>> begin Data excerpts
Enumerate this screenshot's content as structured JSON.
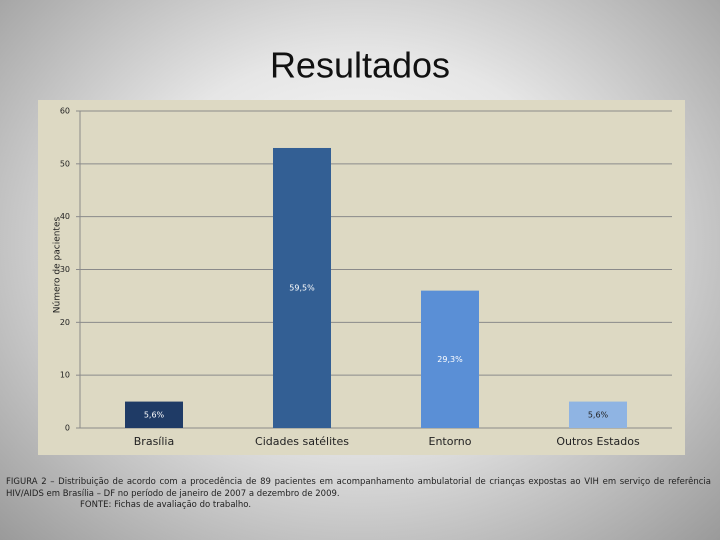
{
  "chart_data": {
    "type": "bar",
    "title": "Resultados",
    "y_label": "Número de pacientes",
    "categories": [
      "Brasília",
      "Cidades satélites",
      "Entorno",
      "Outros Estados"
    ],
    "values": [
      5,
      53,
      26,
      5
    ],
    "colors": [
      "#1f3b66",
      "#335f94",
      "#5a8fd6",
      "#8fb4e3"
    ],
    "percent_labels": [
      "5,6%",
      "59,5%",
      "29,3%",
      "5,6%"
    ],
    "ylim": [
      0,
      60
    ],
    "yticks": [
      0,
      10,
      20,
      30,
      40,
      50,
      60
    ],
    "grid": true,
    "caption": "FIGURA 2 – Distribuição de acordo com a procedência de 89 pacientes em acompanhamento ambulatorial de crianças expostas ao VIH em serviço de referência HIV/AIDS em Brasília – DF no período de janeiro de 2007 a dezembro de 2009.",
    "source": "FONTE: Fichas de avaliação do trabalho."
  }
}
>> end Data excerpts
*Problem to solve:* Reproduce each line of the records exactly, and omit every picture.

*Response for this exercise:*
Enumerate this screenshot's content as structured JSON.
{
  "chart_data": {
    "type": "bar",
    "title": "Resultados",
    "y_label": "Número de pacientes",
    "categories": [
      "Brasília",
      "Cidades satélites",
      "Entorno",
      "Outros Estados"
    ],
    "values": [
      5,
      53,
      26,
      5
    ],
    "colors": [
      "#1f3b66",
      "#335f94",
      "#5a8fd6",
      "#8fb4e3"
    ],
    "percent_labels": [
      "5,6%",
      "59,5%",
      "29,3%",
      "5,6%"
    ],
    "ylim": [
      0,
      60
    ],
    "yticks": [
      0,
      10,
      20,
      30,
      40,
      50,
      60
    ],
    "grid": true,
    "caption": "FIGURA 2 – Distribuição de acordo com a procedência de 89 pacientes em acompanhamento ambulatorial de crianças expostas ao VIH em serviço de referência HIV/AIDS em Brasília – DF no período de janeiro de 2007 a dezembro de 2009.",
    "source": "FONTE: Fichas de avaliação do trabalho."
  }
}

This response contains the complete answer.